═══ Dataset records
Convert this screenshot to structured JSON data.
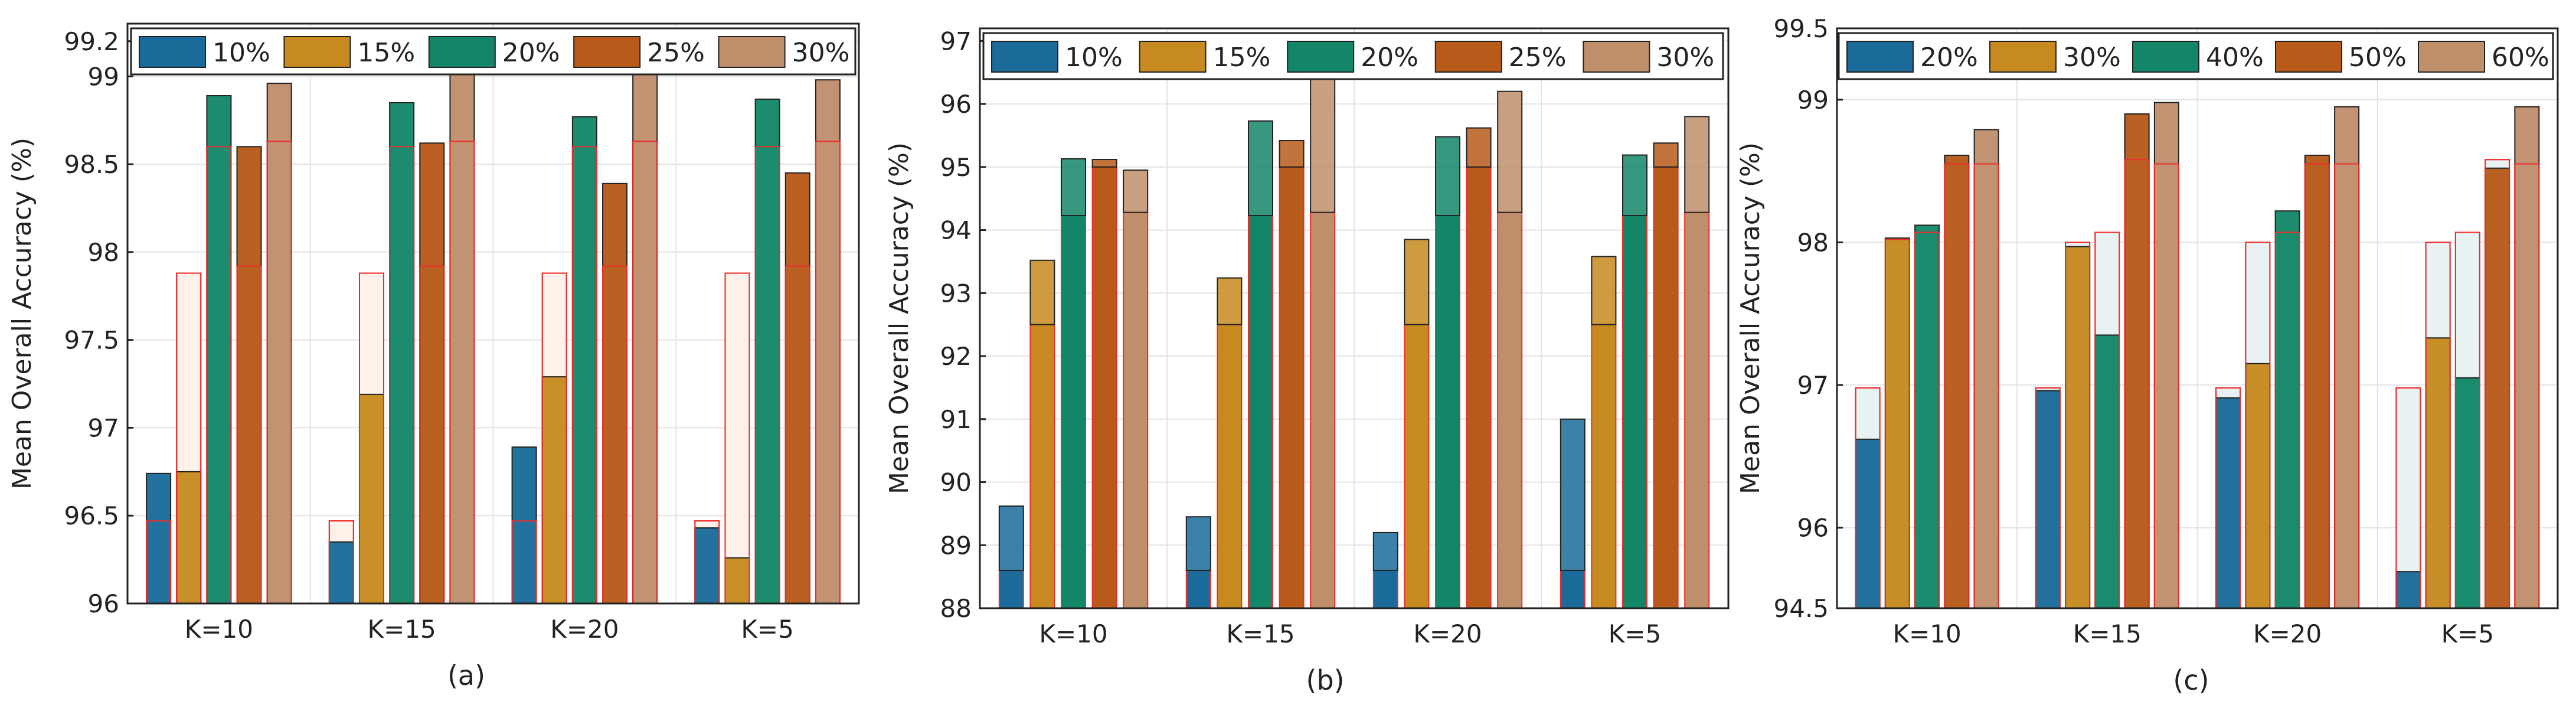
{
  "figure": {
    "palette": [
      "#1a6b99",
      "#c78a20",
      "#138668",
      "#b85a1a",
      "#bf8f6c"
    ],
    "baseline_outline": "#ee2b2b",
    "baseline_fill_light": "#fdf1ea",
    "baseline_fill_cool": "#e8f2f3"
  },
  "chart_data": [
    {
      "type": "bar",
      "panel_label": "(a)",
      "ylabel": "Mean Overall Accuracy (%)",
      "ylim": [
        96,
        99.3
      ],
      "yticks": [
        96,
        96.5,
        97,
        97.5,
        98,
        98.5,
        99,
        99.2
      ],
      "ytick_labels": [
        "96",
        "96.5",
        "97",
        "97.5",
        "98",
        "98.5",
        "99",
        "99.2"
      ],
      "categories": [
        "K=10",
        "K=15",
        "K=20",
        "K=5"
      ],
      "baseline_style": "light",
      "series": [
        {
          "name": "10%",
          "values": [
            96.74,
            96.35,
            96.89,
            96.43
          ],
          "baseline": [
            96.47,
            96.47,
            96.47,
            96.47
          ]
        },
        {
          "name": "15%",
          "values": [
            96.75,
            97.19,
            97.29,
            96.26
          ],
          "baseline": [
            97.88,
            97.88,
            97.88,
            97.88
          ]
        },
        {
          "name": "20%",
          "values": [
            98.89,
            98.85,
            98.77,
            98.87
          ],
          "baseline": [
            98.6,
            98.6,
            98.6,
            98.6
          ]
        },
        {
          "name": "25%",
          "values": [
            98.6,
            98.62,
            98.39,
            98.45
          ],
          "baseline": [
            97.92,
            97.92,
            97.92,
            97.92
          ]
        },
        {
          "name": "30%",
          "values": [
            98.96,
            99.11,
            99.02,
            98.98
          ],
          "baseline": [
            98.63,
            98.63,
            98.63,
            98.63
          ]
        }
      ]
    },
    {
      "type": "bar",
      "panel_label": "(b)",
      "ylabel": "Mean Overall Accuracy (%)",
      "ylim": [
        88,
        97.2
      ],
      "yticks": [
        88,
        89,
        90,
        91,
        92,
        93,
        94,
        95,
        96,
        97
      ],
      "ytick_labels": [
        "88",
        "89",
        "90",
        "91",
        "92",
        "93",
        "94",
        "95",
        "96",
        "97"
      ],
      "categories": [
        "K=10",
        "K=15",
        "K=20",
        "K=5"
      ],
      "baseline_style": "dark",
      "series": [
        {
          "name": "10%",
          "values": [
            89.62,
            89.45,
            89.2,
            91.0
          ],
          "baseline": [
            88.6,
            88.6,
            88.6,
            88.6
          ]
        },
        {
          "name": "15%",
          "values": [
            93.52,
            93.24,
            93.85,
            93.58
          ],
          "baseline": [
            92.5,
            92.5,
            92.5,
            92.5
          ]
        },
        {
          "name": "20%",
          "values": [
            95.13,
            95.73,
            95.48,
            95.19
          ],
          "baseline": [
            94.23,
            94.23,
            94.23,
            94.23
          ]
        },
        {
          "name": "25%",
          "values": [
            95.12,
            95.42,
            95.62,
            95.38
          ],
          "baseline": [
            95.0,
            95.0,
            95.0,
            95.0
          ]
        },
        {
          "name": "30%",
          "values": [
            94.95,
            96.55,
            96.2,
            95.8
          ],
          "baseline": [
            94.28,
            94.28,
            94.28,
            94.28
          ]
        }
      ]
    },
    {
      "type": "bar",
      "panel_label": "(c)",
      "ylabel": "Mean Overall Accuracy (%)",
      "ylim": [
        94.5,
        99.5
      ],
      "yticks": [
        94.5,
        96,
        97,
        98,
        99,
        99.5
      ],
      "ytick_labels": [
        "94.5",
        "96",
        "97",
        "98",
        "99",
        "99.5"
      ],
      "y_breaks": [
        94.5,
        96,
        99.5
      ],
      "categories": [
        "K=10",
        "K=15",
        "K=20",
        "K=5"
      ],
      "baseline_style": "cool",
      "series": [
        {
          "name": "20%",
          "values": [
            96.62,
            96.96,
            96.91,
            95.18
          ],
          "baseline": [
            96.98,
            96.98,
            96.98,
            96.98
          ]
        },
        {
          "name": "30%",
          "values": [
            98.03,
            97.97,
            97.15,
            97.33
          ],
          "baseline": [
            98.02,
            98.0,
            98.0,
            98.0
          ]
        },
        {
          "name": "40%",
          "values": [
            98.12,
            97.35,
            98.22,
            97.05
          ],
          "baseline": [
            98.07,
            98.07,
            98.07,
            98.07
          ]
        },
        {
          "name": "50%",
          "values": [
            98.61,
            98.9,
            98.61,
            98.52
          ],
          "baseline": [
            98.55,
            98.58,
            98.55,
            98.58
          ]
        },
        {
          "name": "60%",
          "values": [
            98.79,
            98.98,
            98.95,
            98.95
          ],
          "baseline": [
            98.55,
            98.55,
            98.55,
            98.55
          ]
        }
      ]
    }
  ]
}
══════
● Problem description
Copy each line exactly, and leave the pictures out of your copy.

● Solution for this problem
Convert this screenshot to structured JSON data.
{
  "figure": {
    "palette": [
      "#1a6b99",
      "#c78a20",
      "#138668",
      "#b85a1a",
      "#bf8f6c"
    ],
    "baseline_outline": "#ee2b2b",
    "baseline_fill_light": "#fdf1ea",
    "baseline_fill_cool": "#e8f2f3"
  },
  "chart_data": [
    {
      "type": "bar",
      "panel_label": "(a)",
      "ylabel": "Mean Overall Accuracy (%)",
      "ylim": [
        96,
        99.3
      ],
      "yticks": [
        96,
        96.5,
        97,
        97.5,
        98,
        98.5,
        99,
        99.2
      ],
      "ytick_labels": [
        "96",
        "96.5",
        "97",
        "97.5",
        "98",
        "98.5",
        "99",
        "99.2"
      ],
      "categories": [
        "K=10",
        "K=15",
        "K=20",
        "K=5"
      ],
      "baseline_style": "light",
      "series": [
        {
          "name": "10%",
          "values": [
            96.74,
            96.35,
            96.89,
            96.43
          ],
          "baseline": [
            96.47,
            96.47,
            96.47,
            96.47
          ]
        },
        {
          "name": "15%",
          "values": [
            96.75,
            97.19,
            97.29,
            96.26
          ],
          "baseline": [
            97.88,
            97.88,
            97.88,
            97.88
          ]
        },
        {
          "name": "20%",
          "values": [
            98.89,
            98.85,
            98.77,
            98.87
          ],
          "baseline": [
            98.6,
            98.6,
            98.6,
            98.6
          ]
        },
        {
          "name": "25%",
          "values": [
            98.6,
            98.62,
            98.39,
            98.45
          ],
          "baseline": [
            97.92,
            97.92,
            97.92,
            97.92
          ]
        },
        {
          "name": "30%",
          "values": [
            98.96,
            99.11,
            99.02,
            98.98
          ],
          "baseline": [
            98.63,
            98.63,
            98.63,
            98.63
          ]
        }
      ]
    },
    {
      "type": "bar",
      "panel_label": "(b)",
      "ylabel": "Mean Overall Accuracy (%)",
      "ylim": [
        88,
        97.2
      ],
      "yticks": [
        88,
        89,
        90,
        91,
        92,
        93,
        94,
        95,
        96,
        97
      ],
      "ytick_labels": [
        "88",
        "89",
        "90",
        "91",
        "92",
        "93",
        "94",
        "95",
        "96",
        "97"
      ],
      "categories": [
        "K=10",
        "K=15",
        "K=20",
        "K=5"
      ],
      "baseline_style": "dark",
      "series": [
        {
          "name": "10%",
          "values": [
            89.62,
            89.45,
            89.2,
            91.0
          ],
          "baseline": [
            88.6,
            88.6,
            88.6,
            88.6
          ]
        },
        {
          "name": "15%",
          "values": [
            93.52,
            93.24,
            93.85,
            93.58
          ],
          "baseline": [
            92.5,
            92.5,
            92.5,
            92.5
          ]
        },
        {
          "name": "20%",
          "values": [
            95.13,
            95.73,
            95.48,
            95.19
          ],
          "baseline": [
            94.23,
            94.23,
            94.23,
            94.23
          ]
        },
        {
          "name": "25%",
          "values": [
            95.12,
            95.42,
            95.62,
            95.38
          ],
          "baseline": [
            95.0,
            95.0,
            95.0,
            95.0
          ]
        },
        {
          "name": "30%",
          "values": [
            94.95,
            96.55,
            96.2,
            95.8
          ],
          "baseline": [
            94.28,
            94.28,
            94.28,
            94.28
          ]
        }
      ]
    },
    {
      "type": "bar",
      "panel_label": "(c)",
      "ylabel": "Mean Overall Accuracy (%)",
      "ylim": [
        94.5,
        99.5
      ],
      "yticks": [
        94.5,
        96,
        97,
        98,
        99,
        99.5
      ],
      "ytick_labels": [
        "94.5",
        "96",
        "97",
        "98",
        "99",
        "99.5"
      ],
      "y_breaks": [
        94.5,
        96,
        99.5
      ],
      "categories": [
        "K=10",
        "K=15",
        "K=20",
        "K=5"
      ],
      "baseline_style": "cool",
      "series": [
        {
          "name": "20%",
          "values": [
            96.62,
            96.96,
            96.91,
            95.18
          ],
          "baseline": [
            96.98,
            96.98,
            96.98,
            96.98
          ]
        },
        {
          "name": "30%",
          "values": [
            98.03,
            97.97,
            97.15,
            97.33
          ],
          "baseline": [
            98.02,
            98.0,
            98.0,
            98.0
          ]
        },
        {
          "name": "40%",
          "values": [
            98.12,
            97.35,
            98.22,
            97.05
          ],
          "baseline": [
            98.07,
            98.07,
            98.07,
            98.07
          ]
        },
        {
          "name": "50%",
          "values": [
            98.61,
            98.9,
            98.61,
            98.52
          ],
          "baseline": [
            98.55,
            98.58,
            98.55,
            98.58
          ]
        },
        {
          "name": "60%",
          "values": [
            98.79,
            98.98,
            98.95,
            98.95
          ],
          "baseline": [
            98.55,
            98.55,
            98.55,
            98.55
          ]
        }
      ]
    }
  ]
}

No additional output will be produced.